Title: Immunomodulatory Microribbon Hydrogels for Bone Regeneration: From Soluble Signals to ECM Modulation

Abstract: Critical-sized bone defects do not heal, and can be caused by trauma, diseases, or tumor resection. Current standard treatments rely on tissue grafts or metal implants, which are limited by insufficient donor tissue supply or lacking biological functions. There remains a critical need for regenerative therapies to heal critical-sized bone defects. Biomaterial scaffolds have been widely used for bone regeneration by providing structural support and an artificial cellular niche to promote desirable cell fates. Majority of previous biomaterials research focus on targeting stem cell differentiation or promoting vascularization. However, emerging studies suggest biomaterials can also modulate tissue regeneration via modulating immune cells, yet most previous work focus on soft tissues. It has also been shown that naturally-derived biomaterials induce a more regenerative immune response, compared to synthetic biomaterials. There remains a need for engineering immunomodulatory biomaterials for repairing critical-sized bone defects.

To address this, the goal of this thesis is to develop immunomodulatory microribbon (µRB) hydrogels for bone regeneration, via modulating the soluble signals and incorporating tissue-derived ECM cues. In my presentation, I will first discuss one project to incorporate Asprin (Asp), a widely used anti-inflammatory drug, into µRB hydrogels for enhancing bone regeneration.  We demonstrate Asp and mineral particle-coated µRB scaffolds provide a promising therapy for repairing critical-sized cranial bone defects via immunomodulation. The leading formulation supports rapid endogenous bone regeneration without the need for exogenous cells or growth factors, making it attractive for translation. Our results also highlight the importance of optimizing mineral particles and Asp dosage to achieve robust bone healing while avoiding bone resorption by targeting macrophage and osteoclasts.

# WORK INSTRUCTIONS
- 1) For each statement below, decide whether the abstract on microribbon hydrogels supports it. Answer yes or no and quote the deciding words from the abstract.
(a) Current standard treatments for critical-sized bone defects rely on tissue grafts or metal implants.
(b) Synthetic biomaterials induce a more regenerative immune response than naturally-derived biomaterials.
(c) The leading formulation requires exogenous growth factors to support bone regeneration.
- 2) List every cause of critical-sized bone defects that the abstract on microribbon hydrogels names.
- 3) Extend the abstract on microribbon hydrogels, starting after its final sentence.
The records that follow come from a separate source, not from the abstract on microribbon hydrogels.

# SUPPLIED RECORDS
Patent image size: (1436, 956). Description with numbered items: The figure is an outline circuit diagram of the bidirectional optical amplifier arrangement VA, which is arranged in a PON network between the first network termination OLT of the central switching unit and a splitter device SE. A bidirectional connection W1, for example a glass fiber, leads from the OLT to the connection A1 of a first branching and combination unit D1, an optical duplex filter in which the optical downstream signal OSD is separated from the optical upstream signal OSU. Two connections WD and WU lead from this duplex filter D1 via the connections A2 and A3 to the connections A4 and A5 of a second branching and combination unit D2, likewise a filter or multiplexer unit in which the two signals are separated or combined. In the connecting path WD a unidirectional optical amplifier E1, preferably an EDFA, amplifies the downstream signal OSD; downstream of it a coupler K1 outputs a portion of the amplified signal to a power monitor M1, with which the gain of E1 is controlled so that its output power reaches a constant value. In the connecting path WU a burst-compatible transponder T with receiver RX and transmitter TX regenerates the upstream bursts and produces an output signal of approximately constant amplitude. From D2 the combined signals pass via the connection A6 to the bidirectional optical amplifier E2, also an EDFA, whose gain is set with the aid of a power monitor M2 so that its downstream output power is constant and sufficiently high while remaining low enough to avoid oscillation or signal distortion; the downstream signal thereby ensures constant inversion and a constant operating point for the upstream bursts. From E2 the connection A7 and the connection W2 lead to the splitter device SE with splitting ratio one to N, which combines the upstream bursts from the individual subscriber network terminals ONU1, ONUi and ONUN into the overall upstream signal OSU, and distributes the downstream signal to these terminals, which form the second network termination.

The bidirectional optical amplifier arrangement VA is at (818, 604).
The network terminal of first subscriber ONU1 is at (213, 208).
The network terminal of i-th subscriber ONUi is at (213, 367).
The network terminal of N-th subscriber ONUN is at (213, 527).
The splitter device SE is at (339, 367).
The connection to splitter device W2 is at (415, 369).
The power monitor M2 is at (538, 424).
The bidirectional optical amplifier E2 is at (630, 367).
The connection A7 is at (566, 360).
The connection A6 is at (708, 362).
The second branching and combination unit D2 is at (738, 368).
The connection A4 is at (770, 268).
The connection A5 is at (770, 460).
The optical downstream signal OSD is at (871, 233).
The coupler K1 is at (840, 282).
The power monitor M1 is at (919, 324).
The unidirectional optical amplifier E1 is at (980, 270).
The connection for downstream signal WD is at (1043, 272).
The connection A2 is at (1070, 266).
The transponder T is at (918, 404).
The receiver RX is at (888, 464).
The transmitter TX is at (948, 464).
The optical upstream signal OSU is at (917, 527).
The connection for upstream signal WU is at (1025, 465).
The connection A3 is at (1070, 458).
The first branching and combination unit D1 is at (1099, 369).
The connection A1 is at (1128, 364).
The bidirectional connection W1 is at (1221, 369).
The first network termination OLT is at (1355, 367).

# SOLVED TASKS
- 1)
(a) Yes: "Current standard treatments rely on tissue grafts or metal implants"
(b) No: "naturally-derived biomaterials induce a more regenerative immune response, compared to synthetic biomaterials"
(c) No: "without the need for exogenous cells or growth factors"

- 2) trauma; diseases; tumor resection

- 3)
I will also share a second project on incorporating tissue-derived ECM (tdECM) cues into µRB hydrogels for bone regeneration. tdECM have been shown to favor pro-regenerative immune response. However, previous studies were limited to soft tissue regeneration using nanoporous hydrogels. To addresses this gap, we developed various techniques that allow incorporation of tdECM into µRB scaffolds with tunable dosage and tissue types. Using tdECM-modified µRB hydrogels, we demonstrated enhanced MSC osteogenesis and accelerated bone regeneration, associated with decreased M1 macrophage polarization and enhanced vascularization.  The findings from this work establish immunomodulatory µRB hydrogels as promising biomaterials-based therapy for repairing critical-sized bone defects. The biomaterials tools developed from this thesis work can be broadly applied for regenerating other tissue types and treating osteolytic diseases by targeting immune cells.